== Task material ==
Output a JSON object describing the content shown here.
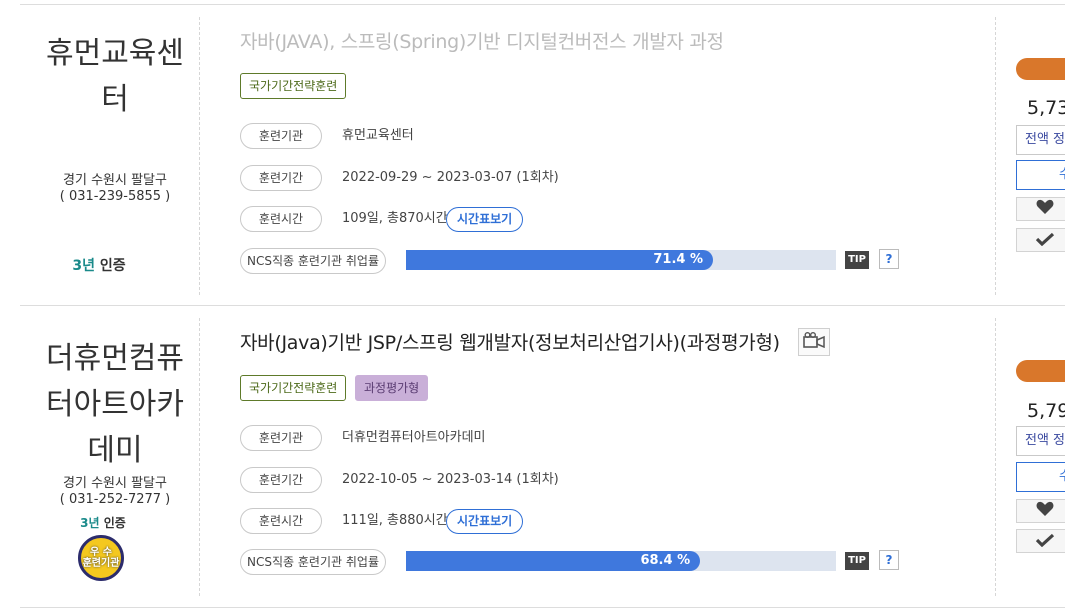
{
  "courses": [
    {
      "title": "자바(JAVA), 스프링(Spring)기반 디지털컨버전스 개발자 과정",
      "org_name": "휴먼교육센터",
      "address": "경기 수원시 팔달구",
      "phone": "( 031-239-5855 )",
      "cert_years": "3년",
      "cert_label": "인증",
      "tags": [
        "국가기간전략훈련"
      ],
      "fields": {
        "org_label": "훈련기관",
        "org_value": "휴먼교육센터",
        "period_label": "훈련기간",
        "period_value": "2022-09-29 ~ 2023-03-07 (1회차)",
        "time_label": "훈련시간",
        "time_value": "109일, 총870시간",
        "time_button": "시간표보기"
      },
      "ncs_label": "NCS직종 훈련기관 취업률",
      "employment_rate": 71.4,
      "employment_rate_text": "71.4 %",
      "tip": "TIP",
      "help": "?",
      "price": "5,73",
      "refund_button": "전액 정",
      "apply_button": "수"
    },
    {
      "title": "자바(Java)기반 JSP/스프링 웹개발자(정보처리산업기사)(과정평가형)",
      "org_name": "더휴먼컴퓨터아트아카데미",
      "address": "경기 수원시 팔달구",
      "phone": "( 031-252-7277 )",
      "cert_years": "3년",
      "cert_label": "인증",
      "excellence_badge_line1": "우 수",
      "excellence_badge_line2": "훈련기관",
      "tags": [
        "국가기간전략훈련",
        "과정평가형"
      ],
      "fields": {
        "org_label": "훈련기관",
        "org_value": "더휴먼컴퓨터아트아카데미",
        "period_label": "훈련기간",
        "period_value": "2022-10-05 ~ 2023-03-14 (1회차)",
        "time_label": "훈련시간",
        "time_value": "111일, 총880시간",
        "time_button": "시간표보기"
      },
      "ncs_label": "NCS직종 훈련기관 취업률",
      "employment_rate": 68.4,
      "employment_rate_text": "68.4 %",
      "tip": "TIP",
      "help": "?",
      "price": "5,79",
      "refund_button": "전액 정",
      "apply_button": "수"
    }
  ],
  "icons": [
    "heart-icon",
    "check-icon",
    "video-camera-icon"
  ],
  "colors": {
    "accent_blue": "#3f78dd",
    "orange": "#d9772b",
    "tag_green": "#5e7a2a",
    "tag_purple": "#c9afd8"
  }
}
===
== Task material ==
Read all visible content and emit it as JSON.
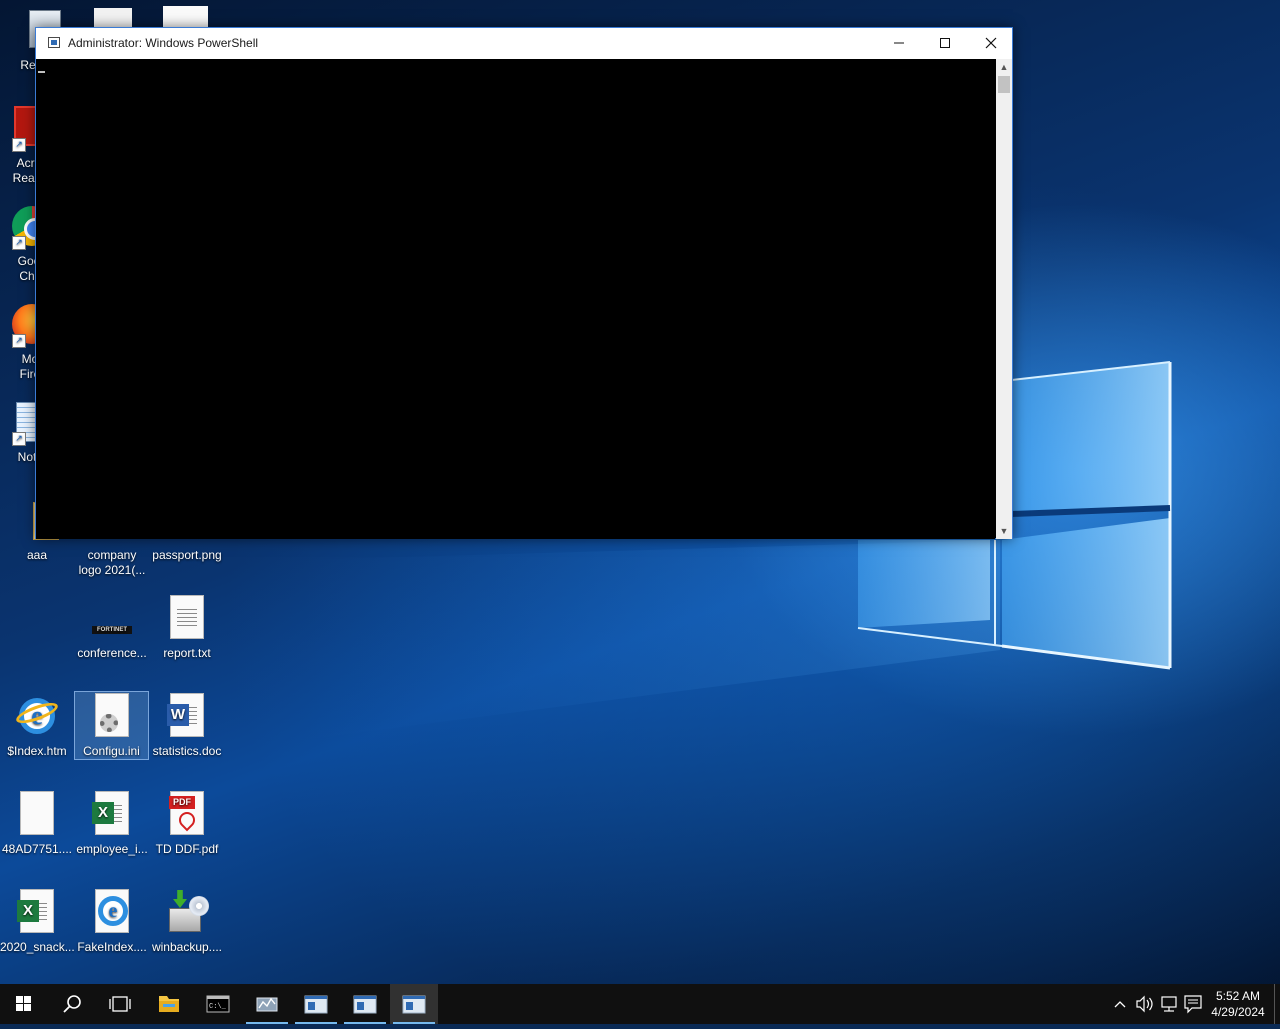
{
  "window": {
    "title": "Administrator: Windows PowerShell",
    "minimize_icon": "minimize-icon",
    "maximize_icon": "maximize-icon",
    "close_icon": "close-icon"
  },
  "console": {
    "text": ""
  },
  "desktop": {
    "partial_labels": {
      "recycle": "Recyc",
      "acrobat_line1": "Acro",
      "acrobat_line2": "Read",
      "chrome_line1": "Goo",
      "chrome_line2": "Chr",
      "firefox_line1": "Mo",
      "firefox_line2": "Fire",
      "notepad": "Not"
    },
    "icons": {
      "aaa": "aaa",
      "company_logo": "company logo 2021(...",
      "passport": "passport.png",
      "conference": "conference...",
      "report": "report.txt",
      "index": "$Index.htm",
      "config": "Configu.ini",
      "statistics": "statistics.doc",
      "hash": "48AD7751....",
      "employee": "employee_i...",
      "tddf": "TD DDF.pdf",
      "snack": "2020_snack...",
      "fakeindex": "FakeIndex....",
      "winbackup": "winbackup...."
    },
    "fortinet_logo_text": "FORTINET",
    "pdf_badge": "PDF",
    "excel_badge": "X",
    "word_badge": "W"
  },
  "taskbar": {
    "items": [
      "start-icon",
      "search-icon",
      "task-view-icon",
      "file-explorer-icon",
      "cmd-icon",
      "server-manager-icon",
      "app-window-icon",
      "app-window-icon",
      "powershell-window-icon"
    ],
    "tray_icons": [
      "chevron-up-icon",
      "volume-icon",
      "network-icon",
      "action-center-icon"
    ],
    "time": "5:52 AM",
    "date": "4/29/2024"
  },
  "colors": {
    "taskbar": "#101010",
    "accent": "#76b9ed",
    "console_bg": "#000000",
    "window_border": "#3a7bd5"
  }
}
===
== Task material ==
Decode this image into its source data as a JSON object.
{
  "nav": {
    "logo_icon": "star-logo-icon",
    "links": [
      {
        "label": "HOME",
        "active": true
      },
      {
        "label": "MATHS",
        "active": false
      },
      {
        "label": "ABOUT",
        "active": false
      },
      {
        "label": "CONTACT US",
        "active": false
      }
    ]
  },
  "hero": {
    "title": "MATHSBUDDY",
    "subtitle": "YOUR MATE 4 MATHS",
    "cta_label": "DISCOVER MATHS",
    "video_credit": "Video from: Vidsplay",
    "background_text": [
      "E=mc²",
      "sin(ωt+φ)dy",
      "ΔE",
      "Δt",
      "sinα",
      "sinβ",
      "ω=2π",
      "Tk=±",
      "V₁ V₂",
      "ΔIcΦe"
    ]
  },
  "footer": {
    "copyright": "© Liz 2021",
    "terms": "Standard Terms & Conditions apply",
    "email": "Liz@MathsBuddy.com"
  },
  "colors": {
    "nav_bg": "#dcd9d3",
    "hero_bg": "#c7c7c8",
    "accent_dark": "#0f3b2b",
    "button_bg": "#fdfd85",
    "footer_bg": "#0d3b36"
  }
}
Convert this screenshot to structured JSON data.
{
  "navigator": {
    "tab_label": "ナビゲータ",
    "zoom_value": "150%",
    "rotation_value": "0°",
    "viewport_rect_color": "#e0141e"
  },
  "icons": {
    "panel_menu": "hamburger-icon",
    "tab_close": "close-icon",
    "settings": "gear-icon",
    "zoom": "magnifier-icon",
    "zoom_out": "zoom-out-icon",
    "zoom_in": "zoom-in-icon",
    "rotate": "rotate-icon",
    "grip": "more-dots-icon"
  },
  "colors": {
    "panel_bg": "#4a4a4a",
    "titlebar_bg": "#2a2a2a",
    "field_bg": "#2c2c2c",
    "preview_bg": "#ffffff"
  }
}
===
:: Goal of the exercise ::
Each line in the listing above either holds the string "object" or does not; state how many do, giving the number only.

:: Response to the exercise ::
2